**GOAL:**
Find the lines in these entries that include the word "самоуправления" and state how many there are, with no other words.

**DATA EXCERPTS:**

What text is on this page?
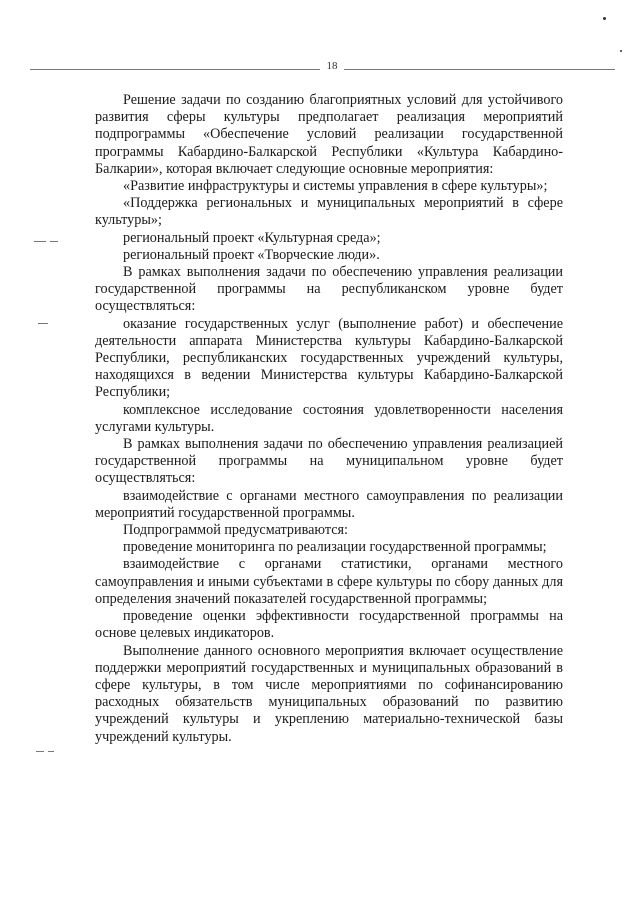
18

Решение задачи по созданию благоприятных условий для устойчивого развития сферы культуры предполагает реализация мероприятий подпрограммы «Обеспечение условий реализации государственной программы Кабардино-Балкарской Республики «Культура Кабардино-Балкарии», которая включает следующие основные мероприятия:

«Развитие инфраструктуры и системы управления в сфере культуры»;

«Поддержка региональных и муниципальных мероприятий в сфере культуры»;

региональный проект «Культурная среда»;

региональный проект «Творческие люди».

В рамках выполнения задачи по обеспечению управления реализации государственной программы на республиканском уровне будет осуществляться:

оказание государственных услуг (выполнение работ) и обеспечение деятельности аппарата Министерства культуры Кабардино-Балкарской Республики, республиканских государственных учреждений культуры, находящихся в ведении Министерства культуры Кабардино-Балкарской Республики;

комплексное исследование состояния удовлетворенности населения услугами культуры.

В рамках выполнения задачи по обеспечению управления реализацией государственной программы на муниципальном уровне будет осуществляться:

взаимодействие с органами местного самоуправления по реализации мероприятий государственной программы.

Подпрограммой предусматриваются:

проведение мониторинга по реализации государственной программы;

взаимодействие с органами статистики, органами местного самоуправления и иными субъектами в сфере культуры по сбору данных для определения значений показателей государственной программы;

проведение оценки эффективности государственной программы на основе целевых индикаторов.

Выполнение данного основного мероприятия включает осуществление поддержки мероприятий государственных и муниципальных образований в сфере культуры, в том числе мероприятиями по софинансированию расходных обязательств муниципальных образований по развитию учреждений культуры и укреплению материально-технической базы учреждений культуры.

**SOLUTION TO THIS PROBLEM:**
2